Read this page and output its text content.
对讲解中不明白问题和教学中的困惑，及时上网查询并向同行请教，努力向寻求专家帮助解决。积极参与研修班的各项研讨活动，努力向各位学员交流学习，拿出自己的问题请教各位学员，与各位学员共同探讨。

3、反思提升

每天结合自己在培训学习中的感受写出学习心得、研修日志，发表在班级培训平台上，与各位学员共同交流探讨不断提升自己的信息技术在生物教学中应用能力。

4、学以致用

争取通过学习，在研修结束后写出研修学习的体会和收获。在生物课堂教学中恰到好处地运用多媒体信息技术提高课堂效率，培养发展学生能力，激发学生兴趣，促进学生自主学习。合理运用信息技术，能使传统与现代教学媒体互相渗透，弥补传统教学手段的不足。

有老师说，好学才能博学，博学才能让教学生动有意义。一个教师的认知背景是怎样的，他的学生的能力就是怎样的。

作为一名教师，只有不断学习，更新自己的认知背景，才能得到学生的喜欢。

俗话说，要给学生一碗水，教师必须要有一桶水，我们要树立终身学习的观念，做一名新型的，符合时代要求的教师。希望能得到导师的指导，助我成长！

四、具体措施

* Your goal: Every line above should be written out again exactly as it stands.

* Task output:
Read this page and output its text content.
对讲解中不明白问题和教学中的困惑，及时上网查询并向同行请教，努力向寻求专家帮助解决。积极参与研修班的各项研讨活动，努力向各位学员交流学习，拿出自己的问题请教各位学员，与各位学员共同探讨。

3、反思提升

每天结合自己在培训学习中的感受写出学习心得、研修日志，发表在班级培训平台上，与各位学员共同交流探讨不断提升自己的信息技术在生物教学中应用能力。

4、学以致用

争取通过学习，在研修结束后写出研修学习的体会和收获。在生物课堂教学中恰到好处地运用多媒体信息技术提高课堂效率，培养发展学生能力，激发学生兴趣，促进学生自主学习。合理运用信息技术，能使传统与现代教学媒体互相渗透，弥补传统教学手段的不足。

有老师说，好学才能博学，博学才能让教学生动有意义。一个教师的认知背景是怎样的，他的学生的能力就是怎样的。

作为一名教师，只有不断学习，更新自己的认知背景，才能得到学生的喜欢。

俗话说，要给学生一碗水，教师必须要有一桶水，我们要树立终身学习的观念，做一名新型的，符合时代要求的教师。希望能得到导师的指导，助我成长！

四、具体措施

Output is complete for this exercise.